San Ignazio (until 2017, San Inazio) is a station on lines 1 and 2 of the Bilbao metro. It is located in the San Ignazio-Elorrieta neighbourhood, part of the Deusto district. The station is in close proximity to the San Ignazio Sports Center and the Elorrieta football field. It was opened on 11 November 1995.

Station layout 
San Ignazio is the only one of the underground stations in the metro to have three tracks and an island platform. The station is bigger due to it being the last of the shared section between lines 1 and 2 northbound, with each line splitting into a different tunnel after the station. Also, unlike the other underground stations within the city, it does not have the typical cavern-shaped layout. It was designed by Norman Foster.
*-*-*
Please reproduce word for word the part of the San Ignazio station text that starts at the words "San Ignazio (until" and stops after "11 November 1995.". The data that come next are separate material from the San Ignazio station text.

* Data section
*-*-*
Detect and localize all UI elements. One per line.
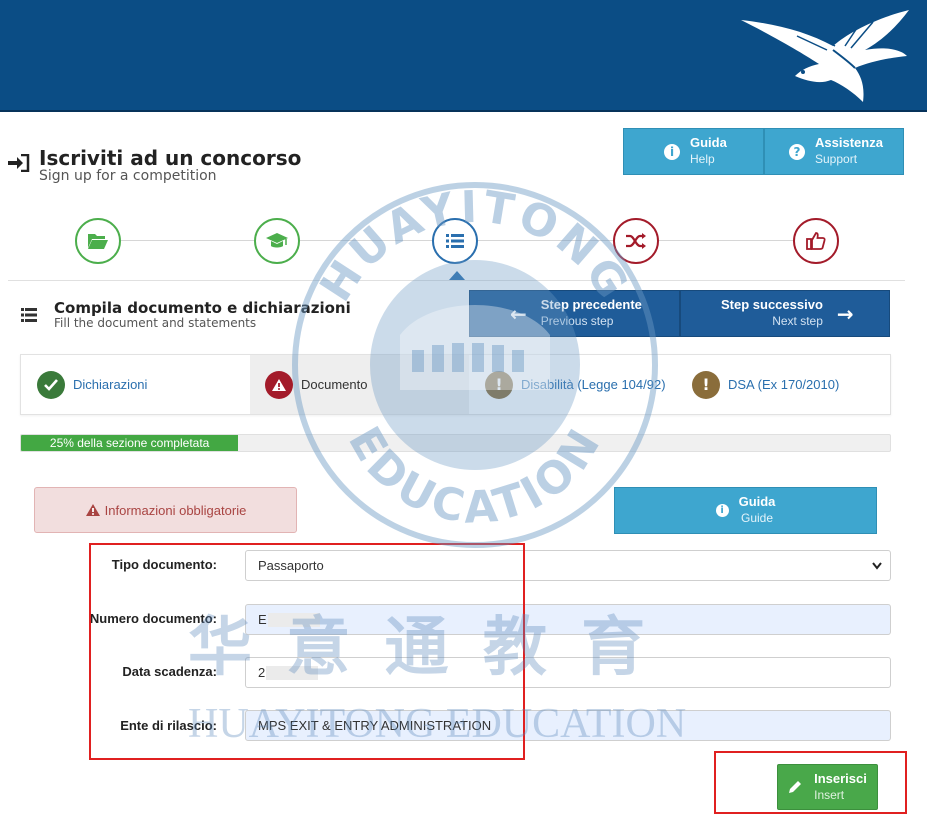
*-*-*
* Solved exercise
San Ignazio (until 2017, San Inazio) is a station on lines 1 and 2 of the Bilbao metro. It is located in the San Ignazio-Elorrieta neighbourhood, part of the Deusto district. The station is in close proximity to the San Ignazio Sports Center and the Elorrieta football field. It was opened on 11 November 1995.